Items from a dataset

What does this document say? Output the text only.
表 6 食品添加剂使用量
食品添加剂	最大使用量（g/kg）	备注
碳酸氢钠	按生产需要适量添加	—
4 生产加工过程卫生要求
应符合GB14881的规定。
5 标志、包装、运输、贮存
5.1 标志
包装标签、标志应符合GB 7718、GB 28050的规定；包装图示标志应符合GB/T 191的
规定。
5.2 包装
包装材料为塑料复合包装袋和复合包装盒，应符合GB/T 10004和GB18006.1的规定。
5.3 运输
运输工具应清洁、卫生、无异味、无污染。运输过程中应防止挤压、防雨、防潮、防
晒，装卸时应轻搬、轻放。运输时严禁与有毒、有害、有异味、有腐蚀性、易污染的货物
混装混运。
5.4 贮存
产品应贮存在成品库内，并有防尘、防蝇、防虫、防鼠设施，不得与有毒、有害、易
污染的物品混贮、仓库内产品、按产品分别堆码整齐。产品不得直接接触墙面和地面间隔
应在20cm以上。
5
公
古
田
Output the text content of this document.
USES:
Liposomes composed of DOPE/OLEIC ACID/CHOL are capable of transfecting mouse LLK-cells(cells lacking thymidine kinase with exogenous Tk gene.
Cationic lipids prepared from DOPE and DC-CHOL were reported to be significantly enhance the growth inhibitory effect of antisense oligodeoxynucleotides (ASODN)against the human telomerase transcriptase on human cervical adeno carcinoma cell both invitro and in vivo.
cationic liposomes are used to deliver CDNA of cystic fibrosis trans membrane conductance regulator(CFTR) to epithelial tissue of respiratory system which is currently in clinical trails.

> WHAT NEEDS TO BE DONE:
Locate each line containing the string "this" and show it.

> EXERCISE RESULT:
What does this document say? Output the text only.
Output the text content of this document.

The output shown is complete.